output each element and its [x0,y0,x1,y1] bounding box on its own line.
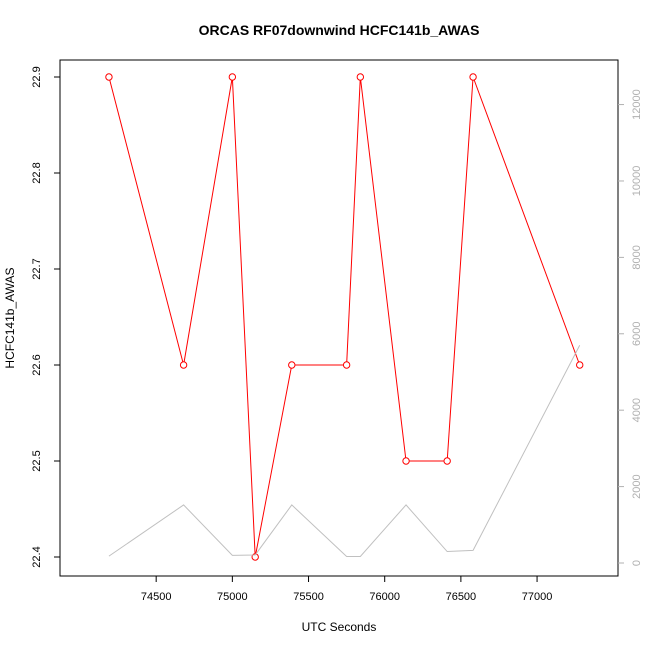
x-tick-label: 75500 [293,591,324,603]
x-tick-label: 75000 [217,591,248,603]
series-line-secondary [108,345,581,558]
y-axis-left: 22.4 22.5 22.6 22.7 22.8 22.9 [31,66,60,568]
data-point [228,73,237,81]
y-tick-label: 22.9 [31,66,43,87]
x-tick-label: 76000 [369,591,400,603]
x-axis: 74500 75000 75500 76000 76500 77000 [141,576,552,603]
series-layer [105,73,584,561]
chart-title: ORCAS RF07downwind HCFC141b_AWAS [199,22,480,38]
data-point [469,73,477,81]
y-axis-label: HCFC141b_AWAS [3,267,17,368]
x-tick-label: 77000 [522,591,553,603]
data-point [576,361,584,369]
data-point [288,361,296,369]
x-tick-label: 74500 [141,591,172,603]
y-axis-right: 0 2000 4000 6000 8000 10000 12000 [618,89,643,566]
data-point [342,361,351,369]
y2-tick-label: 6000 [631,322,643,346]
y-tick-label: 22.6 [31,354,43,375]
y2-tick-label: 12000 [631,89,643,120]
plot-frame [59,59,619,577]
y2-tick-label: 0 [631,560,643,566]
data-point [443,457,451,465]
data-point [356,73,365,81]
y-tick-label: 22.4 [31,546,43,567]
data-point [402,457,410,465]
y2-tick-label: 8000 [631,245,643,269]
x-tick-label: 76500 [446,591,477,603]
y-tick-label: 22.7 [31,258,43,279]
y2-tick-label: 2000 [631,474,643,498]
y-tick-label: 22.5 [31,450,43,471]
y-tick-label: 22.8 [31,162,43,183]
series-line-primary [108,76,581,558]
data-point [105,73,113,81]
x-axis-label: UTC Seconds [302,620,377,634]
y2-tick-label: 4000 [631,398,643,422]
data-point [179,361,188,369]
y2-tick-label: 10000 [631,166,643,197]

TASK DESCRIPTION
Reproduce the data above line for line, leaving out any pictures.

ANSWER TO THE EXERCISE
output each element and its [x0,y0,x1,y1] bounding box on its own line.
x-tick-label: 75500 [293,591,324,603]
x-tick-label: 75000 [217,591,248,603]
series-line-secondary [108,345,581,558]
y-axis-left: 22.4 22.5 22.6 22.7 22.8 22.9 [31,66,60,568]
data-point [228,73,237,81]
y-tick-label: 22.9 [31,66,43,87]
x-tick-label: 76000 [369,591,400,603]
x-axis: 74500 75000 75500 76000 76500 77000 [141,576,552,603]
series-layer [105,73,584,561]
chart-title: ORCAS RF07downwind HCFC141b_AWAS [199,22,480,38]
data-point [469,73,477,81]
y-axis-label: HCFC141b_AWAS [3,267,17,368]
x-tick-label: 77000 [522,591,553,603]
data-point [576,361,584,369]
data-point [288,361,296,369]
x-tick-label: 74500 [141,591,172,603]
y-axis-right: 0 2000 4000 6000 8000 10000 12000 [618,89,643,566]
data-point [342,361,351,369]
y2-tick-label: 6000 [631,322,643,346]
y-tick-label: 22.6 [31,354,43,375]
y2-tick-label: 12000 [631,89,643,120]
plot-frame [59,59,619,577]
y2-tick-label: 0 [631,560,643,566]
data-point [443,457,451,465]
data-point [356,73,365,81]
y-tick-label: 22.4 [31,546,43,567]
data-point [402,457,410,465]
y2-tick-label: 8000 [631,245,643,269]
x-tick-label: 76500 [446,591,477,603]
y-tick-label: 22.7 [31,258,43,279]
y2-tick-label: 2000 [631,474,643,498]
y-tick-label: 22.5 [31,450,43,471]
y-tick-label: 22.8 [31,162,43,183]
series-line-primary [108,76,581,558]
data-point [105,73,113,81]
x-axis-label: UTC Seconds [302,620,377,634]
y2-tick-label: 4000 [631,398,643,422]
data-point [179,361,188,369]
y2-tick-label: 10000 [631,166,643,197]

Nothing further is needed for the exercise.